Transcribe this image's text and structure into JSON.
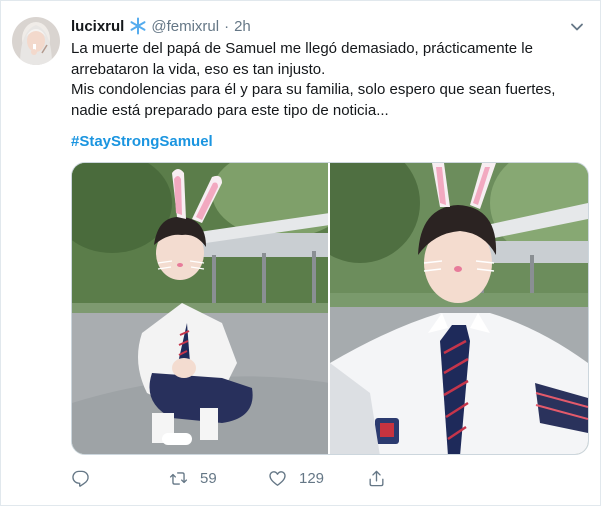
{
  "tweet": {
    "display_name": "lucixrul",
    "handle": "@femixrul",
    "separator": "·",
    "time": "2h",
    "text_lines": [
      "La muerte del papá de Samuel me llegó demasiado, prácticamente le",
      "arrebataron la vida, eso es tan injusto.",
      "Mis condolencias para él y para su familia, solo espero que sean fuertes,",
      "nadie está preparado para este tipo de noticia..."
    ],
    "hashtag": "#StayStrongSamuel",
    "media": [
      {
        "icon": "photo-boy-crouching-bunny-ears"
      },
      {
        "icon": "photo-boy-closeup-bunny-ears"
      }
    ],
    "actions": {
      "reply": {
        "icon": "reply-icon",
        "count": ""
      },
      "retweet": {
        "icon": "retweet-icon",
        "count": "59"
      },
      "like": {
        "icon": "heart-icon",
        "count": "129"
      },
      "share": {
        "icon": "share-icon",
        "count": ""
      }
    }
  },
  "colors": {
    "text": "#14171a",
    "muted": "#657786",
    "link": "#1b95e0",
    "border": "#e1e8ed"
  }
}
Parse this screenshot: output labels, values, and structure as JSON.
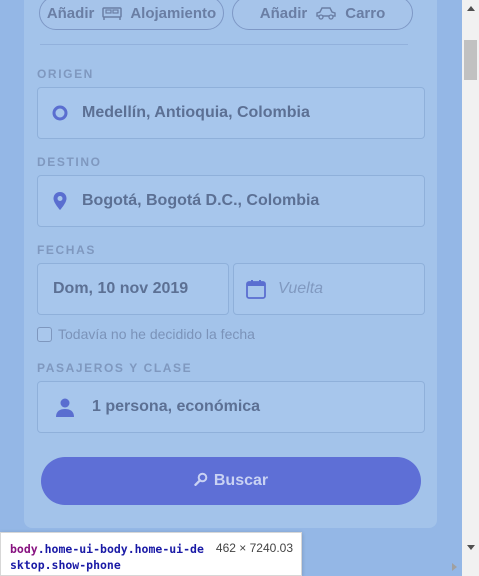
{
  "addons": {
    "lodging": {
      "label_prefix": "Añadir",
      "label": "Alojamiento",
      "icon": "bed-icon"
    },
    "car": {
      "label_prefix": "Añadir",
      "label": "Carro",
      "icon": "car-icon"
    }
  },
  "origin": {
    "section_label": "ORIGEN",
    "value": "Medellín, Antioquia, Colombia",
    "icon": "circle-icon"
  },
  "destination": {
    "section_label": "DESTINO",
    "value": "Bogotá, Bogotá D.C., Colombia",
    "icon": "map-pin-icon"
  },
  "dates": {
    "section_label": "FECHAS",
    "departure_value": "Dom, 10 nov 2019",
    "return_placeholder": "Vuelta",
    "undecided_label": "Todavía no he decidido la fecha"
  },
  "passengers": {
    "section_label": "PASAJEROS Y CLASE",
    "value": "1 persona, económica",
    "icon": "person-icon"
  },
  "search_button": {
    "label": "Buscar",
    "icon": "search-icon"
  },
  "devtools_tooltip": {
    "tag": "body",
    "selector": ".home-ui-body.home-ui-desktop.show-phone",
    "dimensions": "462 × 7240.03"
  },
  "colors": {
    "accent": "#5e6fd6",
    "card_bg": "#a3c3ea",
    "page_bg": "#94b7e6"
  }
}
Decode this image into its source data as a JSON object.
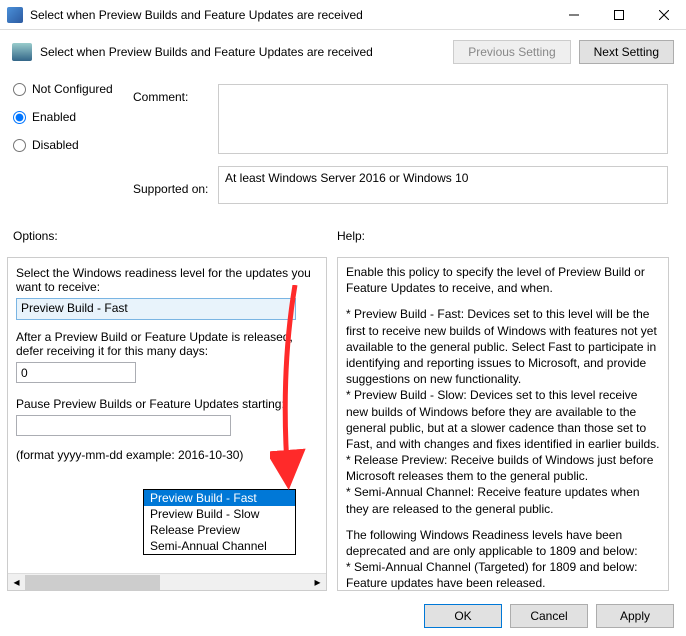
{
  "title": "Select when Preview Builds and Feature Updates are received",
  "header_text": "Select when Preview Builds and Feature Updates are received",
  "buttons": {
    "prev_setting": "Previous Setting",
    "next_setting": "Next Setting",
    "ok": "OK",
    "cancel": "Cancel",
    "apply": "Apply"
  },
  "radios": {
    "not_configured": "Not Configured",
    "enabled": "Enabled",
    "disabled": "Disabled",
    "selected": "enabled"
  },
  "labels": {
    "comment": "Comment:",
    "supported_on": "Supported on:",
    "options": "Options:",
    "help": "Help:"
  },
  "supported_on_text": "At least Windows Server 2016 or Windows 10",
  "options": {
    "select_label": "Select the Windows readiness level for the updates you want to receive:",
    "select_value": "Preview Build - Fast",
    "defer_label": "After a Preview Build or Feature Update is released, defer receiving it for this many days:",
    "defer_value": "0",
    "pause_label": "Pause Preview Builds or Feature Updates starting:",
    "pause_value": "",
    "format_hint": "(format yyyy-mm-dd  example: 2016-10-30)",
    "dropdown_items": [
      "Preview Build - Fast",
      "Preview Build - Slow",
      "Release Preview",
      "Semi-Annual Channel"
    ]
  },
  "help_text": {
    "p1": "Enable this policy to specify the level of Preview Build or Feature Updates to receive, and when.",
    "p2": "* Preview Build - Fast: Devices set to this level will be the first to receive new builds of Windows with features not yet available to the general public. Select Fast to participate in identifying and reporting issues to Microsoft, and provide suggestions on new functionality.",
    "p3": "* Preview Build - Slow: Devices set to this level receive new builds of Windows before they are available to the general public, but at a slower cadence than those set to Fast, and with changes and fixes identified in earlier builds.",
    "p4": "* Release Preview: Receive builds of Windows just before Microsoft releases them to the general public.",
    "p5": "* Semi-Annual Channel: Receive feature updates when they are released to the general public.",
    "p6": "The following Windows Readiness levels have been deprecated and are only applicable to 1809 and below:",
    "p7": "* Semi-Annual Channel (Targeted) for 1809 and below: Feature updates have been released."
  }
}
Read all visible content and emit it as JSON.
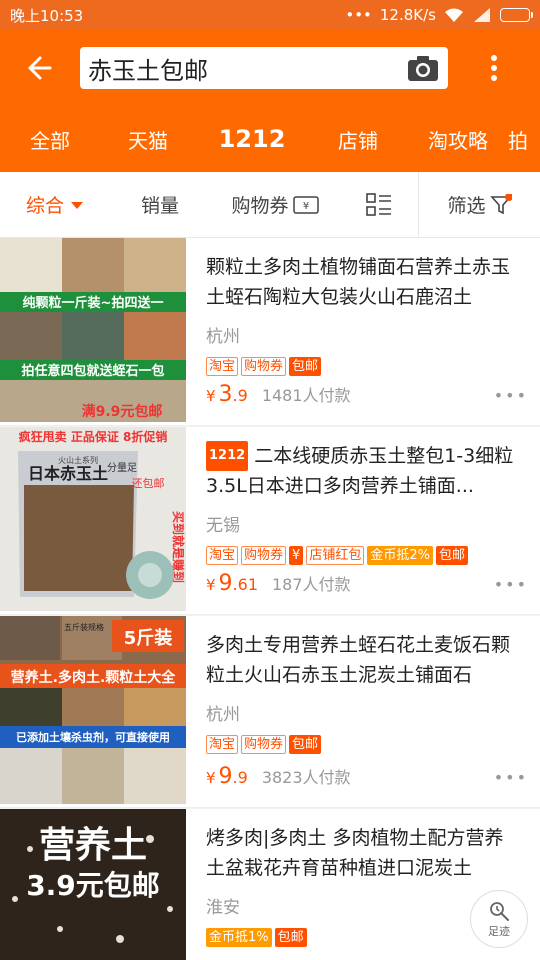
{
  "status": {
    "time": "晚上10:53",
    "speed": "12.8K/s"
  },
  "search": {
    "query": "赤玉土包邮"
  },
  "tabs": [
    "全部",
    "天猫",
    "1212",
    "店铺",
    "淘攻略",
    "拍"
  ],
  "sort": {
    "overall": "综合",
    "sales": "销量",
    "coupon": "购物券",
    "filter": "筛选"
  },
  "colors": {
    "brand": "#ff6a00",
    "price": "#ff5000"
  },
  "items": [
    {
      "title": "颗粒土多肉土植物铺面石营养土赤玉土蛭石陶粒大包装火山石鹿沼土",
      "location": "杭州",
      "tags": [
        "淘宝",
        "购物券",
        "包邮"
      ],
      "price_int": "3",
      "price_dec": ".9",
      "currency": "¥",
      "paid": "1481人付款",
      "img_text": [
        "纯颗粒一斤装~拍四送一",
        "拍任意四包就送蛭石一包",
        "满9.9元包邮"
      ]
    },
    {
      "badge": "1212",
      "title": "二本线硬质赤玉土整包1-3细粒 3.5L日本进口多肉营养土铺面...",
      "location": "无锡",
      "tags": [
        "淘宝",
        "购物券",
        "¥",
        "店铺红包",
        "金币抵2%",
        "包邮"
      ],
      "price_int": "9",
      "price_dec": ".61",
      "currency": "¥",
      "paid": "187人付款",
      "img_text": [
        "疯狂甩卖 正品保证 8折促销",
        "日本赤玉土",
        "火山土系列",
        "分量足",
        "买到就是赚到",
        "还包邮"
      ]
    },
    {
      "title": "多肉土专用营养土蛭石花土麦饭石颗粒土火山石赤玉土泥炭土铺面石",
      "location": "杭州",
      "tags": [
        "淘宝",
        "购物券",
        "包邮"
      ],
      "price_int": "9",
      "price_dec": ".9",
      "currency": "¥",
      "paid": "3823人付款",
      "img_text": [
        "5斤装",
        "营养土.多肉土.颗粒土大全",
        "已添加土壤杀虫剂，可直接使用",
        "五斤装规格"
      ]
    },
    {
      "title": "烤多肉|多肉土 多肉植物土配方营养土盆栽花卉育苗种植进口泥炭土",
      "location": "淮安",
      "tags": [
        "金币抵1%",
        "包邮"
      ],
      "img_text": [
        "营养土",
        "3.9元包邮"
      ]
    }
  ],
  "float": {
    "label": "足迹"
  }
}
= = = =
(What to work on) Extract all the entries word for word; omit any pictures.

(Response below)
Transcribe this image's text and structure into JSON.
{
  "tweet": {
    "display_name": "lucixrul",
    "handle": "@femixrul",
    "separator": "·",
    "time": "2h",
    "text_lines": [
      "La muerte del papá de Samuel me llegó demasiado, prácticamente le",
      "arrebataron la vida, eso es tan injusto.",
      "Mis condolencias para él y para su familia, solo espero que sean fuertes,",
      "nadie está preparado para este tipo de noticia..."
    ],
    "hashtag": "#StayStrongSamuel",
    "media": [
      {
        "icon": "photo-boy-crouching-bunny-ears"
      },
      {
        "icon": "photo-boy-closeup-bunny-ears"
      }
    ],
    "actions": {
      "reply": {
        "icon": "reply-icon",
        "count": ""
      },
      "retweet": {
        "icon": "retweet-icon",
        "count": "59"
      },
      "like": {
        "icon": "heart-icon",
        "count": "129"
      },
      "share": {
        "icon": "share-icon",
        "count": ""
      }
    }
  },
  "colors": {
    "text": "#14171a",
    "muted": "#657786",
    "link": "#1b95e0",
    "border": "#e1e8ed"
  }
}
Parse this screenshot: output labels, values, and structure as JSON.
{
  "addons": {
    "lodging": {
      "label_prefix": "Añadir",
      "label": "Alojamiento",
      "icon": "bed-icon"
    },
    "car": {
      "label_prefix": "Añadir",
      "label": "Carro",
      "icon": "car-icon"
    }
  },
  "origin": {
    "section_label": "ORIGEN",
    "value": "Medellín, Antioquia, Colombia",
    "icon": "circle-icon"
  },
  "destination": {
    "section_label": "DESTINO",
    "value": "Bogotá, Bogotá D.C., Colombia",
    "icon": "map-pin-icon"
  },
  "dates": {
    "section_label": "FECHAS",
    "departure_value": "Dom, 10 nov 2019",
    "return_placeholder": "Vuelta",
    "undecided_label": "Todavía no he decidido la fecha"
  },
  "passengers": {
    "section_label": "PASAJEROS Y CLASE",
    "value": "1 persona, económica",
    "icon": "person-icon"
  },
  "search_button": {
    "label": "Buscar",
    "icon": "search-icon"
  },
  "devtools_tooltip": {
    "tag": "body",
    "selector": ".home-ui-body.home-ui-desktop.show-phone",
    "dimensions": "462 × 7240.03"
  },
  "colors": {
    "accent": "#5e6fd6",
    "card_bg": "#a3c3ea",
    "page_bg": "#94b7e6"
  }
}
Decode this image into its source data as a JSON object.
{
  "title": "Select when Preview Builds and Feature Updates are received",
  "header_text": "Select when Preview Builds and Feature Updates are received",
  "buttons": {
    "prev_setting": "Previous Setting",
    "next_setting": "Next Setting",
    "ok": "OK",
    "cancel": "Cancel",
    "apply": "Apply"
  },
  "radios": {
    "not_configured": "Not Configured",
    "enabled": "Enabled",
    "disabled": "Disabled",
    "selected": "enabled"
  },
  "labels": {
    "comment": "Comment:",
    "supported_on": "Supported on:",
    "options": "Options:",
    "help": "Help:"
  },
  "supported_on_text": "At least Windows Server 2016 or Windows 10",
  "options": {
    "select_label": "Select the Windows readiness level for the updates you want to receive:",
    "select_value": "Preview Build - Fast",
    "defer_label": "After a Preview Build or Feature Update is released, defer receiving it for this many days:",
    "defer_value": "0",
    "pause_label": "Pause Preview Builds or Feature Updates starting:",
    "pause_value": "",
    "format_hint": "(format yyyy-mm-dd  example: 2016-10-30)",
    "dropdown_items": [
      "Preview Build - Fast",
      "Preview Build - Slow",
      "Release Preview",
      "Semi-Annual Channel"
    ]
  },
  "help_text": {
    "p1": "Enable this policy to specify the level of Preview Build or Feature Updates to receive, and when.",
    "p2": "* Preview Build - Fast: Devices set to this level will be the first to receive new builds of Windows with features not yet available to the general public. Select Fast to participate in identifying and reporting issues to Microsoft, and provide suggestions on new functionality.",
    "p3": "* Preview Build - Slow: Devices set to this level receive new builds of Windows before they are available to the general public, but at a slower cadence than those set to Fast, and with changes and fixes identified in earlier builds.",
    "p4": "* Release Preview: Receive builds of Windows just before Microsoft releases them to the general public.",
    "p5": "* Semi-Annual Channel: Receive feature updates when they are released to the general public.",
    "p6": "The following Windows Readiness levels have been deprecated and are only applicable to 1809 and below:",
    "p7": "* Semi-Annual Channel (Targeted) for 1809 and below: Feature updates have been released."
  }
}
Read all visible content and emit it as JSON.
{
  "status": {
    "time": "晚上10:53",
    "speed": "12.8K/s"
  },
  "search": {
    "query": "赤玉土包邮"
  },
  "tabs": [
    "全部",
    "天猫",
    "1212",
    "店铺",
    "淘攻略",
    "拍"
  ],
  "sort": {
    "overall": "综合",
    "sales": "销量",
    "coupon": "购物券",
    "filter": "筛选"
  },
  "colors": {
    "brand": "#ff6a00",
    "price": "#ff5000"
  },
  "items": [
    {
      "title": "颗粒土多肉土植物铺面石营养土赤玉土蛭石陶粒大包装火山石鹿沼土",
      "location": "杭州",
      "tags": [
        "淘宝",
        "购物券",
        "包邮"
      ],
      "price_int": "3",
      "price_dec": ".9",
      "currency": "¥",
      "paid": "1481人付款",
      "img_text": [
        "纯颗粒一斤装~拍四送一",
        "拍任意四包就送蛭石一包",
        "满9.9元包邮"
      ]
    },
    {
      "badge": "1212",
      "title": "二本线硬质赤玉土整包1-3细粒 3.5L日本进口多肉营养土铺面...",
      "location": "无锡",
      "tags": [
        "淘宝",
        "购物券",
        "¥",
        "店铺红包",
        "金币抵2%",
        "包邮"
      ],
      "price_int": "9",
      "price_dec": ".61",
      "currency": "¥",
      "paid": "187人付款",
      "img_text": [
        "疯狂甩卖 正品保证 8折促销",
        "日本赤玉土",
        "火山土系列",
        "分量足",
        "买到就是赚到",
        "还包邮"
      ]
    },
    {
      "title": "多肉土专用营养土蛭石花土麦饭石颗粒土火山石赤玉土泥炭土铺面石",
      "location": "杭州",
      "tags": [
        "淘宝",
        "购物券",
        "包邮"
      ],
      "price_int": "9",
      "price_dec": ".9",
      "currency": "¥",
      "paid": "3823人付款",
      "img_text": [
        "5斤装",
        "营养土.多肉土.颗粒土大全",
        "已添加土壤杀虫剂，可直接使用",
        "五斤装规格"
      ]
    },
    {
      "title": "烤多肉|多肉土 多肉植物土配方营养土盆栽花卉育苗种植进口泥炭土",
      "location": "淮安",
      "tags": [
        "金币抵1%",
        "包邮"
      ],
      "img_text": [
        "营养土",
        "3.9元包邮"
      ]
    }
  ],
  "float": {
    "label": "足迹"
  }
}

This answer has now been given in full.